*Task statement*: Locate the string "массива" in the listing below. Copy every line where it is found.

*Information shown*:
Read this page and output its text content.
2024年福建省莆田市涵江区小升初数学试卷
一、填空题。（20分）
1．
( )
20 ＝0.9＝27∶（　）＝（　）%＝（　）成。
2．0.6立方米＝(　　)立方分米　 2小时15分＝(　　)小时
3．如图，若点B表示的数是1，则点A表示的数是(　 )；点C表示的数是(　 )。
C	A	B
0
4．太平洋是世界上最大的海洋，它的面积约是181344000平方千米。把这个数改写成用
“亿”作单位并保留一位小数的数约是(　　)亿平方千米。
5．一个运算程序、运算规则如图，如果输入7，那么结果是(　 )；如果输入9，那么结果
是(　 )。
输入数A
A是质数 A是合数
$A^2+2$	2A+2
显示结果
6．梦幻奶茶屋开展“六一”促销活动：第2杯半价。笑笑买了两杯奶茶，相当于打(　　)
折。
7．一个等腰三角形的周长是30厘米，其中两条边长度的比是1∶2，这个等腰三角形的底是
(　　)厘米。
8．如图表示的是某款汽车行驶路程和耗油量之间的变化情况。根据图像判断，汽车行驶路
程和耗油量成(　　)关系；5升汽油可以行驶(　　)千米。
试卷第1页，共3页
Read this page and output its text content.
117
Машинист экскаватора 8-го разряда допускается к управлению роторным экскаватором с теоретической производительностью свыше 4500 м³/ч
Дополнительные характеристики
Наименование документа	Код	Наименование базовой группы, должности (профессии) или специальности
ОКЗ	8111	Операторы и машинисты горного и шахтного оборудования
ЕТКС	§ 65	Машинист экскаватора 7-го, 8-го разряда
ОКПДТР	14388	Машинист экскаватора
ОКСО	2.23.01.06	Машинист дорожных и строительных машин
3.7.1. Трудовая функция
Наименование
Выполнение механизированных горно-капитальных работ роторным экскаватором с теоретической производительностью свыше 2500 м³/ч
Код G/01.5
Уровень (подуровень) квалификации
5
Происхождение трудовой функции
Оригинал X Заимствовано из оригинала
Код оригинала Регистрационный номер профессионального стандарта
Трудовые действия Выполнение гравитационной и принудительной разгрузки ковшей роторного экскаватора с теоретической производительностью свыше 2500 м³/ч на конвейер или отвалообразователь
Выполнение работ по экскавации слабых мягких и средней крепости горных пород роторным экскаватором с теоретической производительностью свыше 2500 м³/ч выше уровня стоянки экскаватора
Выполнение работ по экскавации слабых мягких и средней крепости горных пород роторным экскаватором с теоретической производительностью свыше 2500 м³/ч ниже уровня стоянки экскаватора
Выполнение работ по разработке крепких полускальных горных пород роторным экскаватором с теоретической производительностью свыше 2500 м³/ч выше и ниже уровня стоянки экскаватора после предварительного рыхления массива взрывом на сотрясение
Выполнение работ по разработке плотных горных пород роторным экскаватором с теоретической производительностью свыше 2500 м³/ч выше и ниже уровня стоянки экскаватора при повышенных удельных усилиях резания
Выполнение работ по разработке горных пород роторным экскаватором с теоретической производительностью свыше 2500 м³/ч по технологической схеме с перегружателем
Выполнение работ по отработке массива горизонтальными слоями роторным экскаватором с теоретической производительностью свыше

*Output of the task*:
Выполнение работ по разработке крепких полускальных горных пород роторным экскаватором с теоретической производительностью свыше 2500 м³/ч выше и ниже уровня стоянки экскаватора после предварительного рыхления массива взрывом на сотрясение
Выполнение работ по отработке массива горизонтальными слоями роторным экскаватором с теоретической производительностью свыше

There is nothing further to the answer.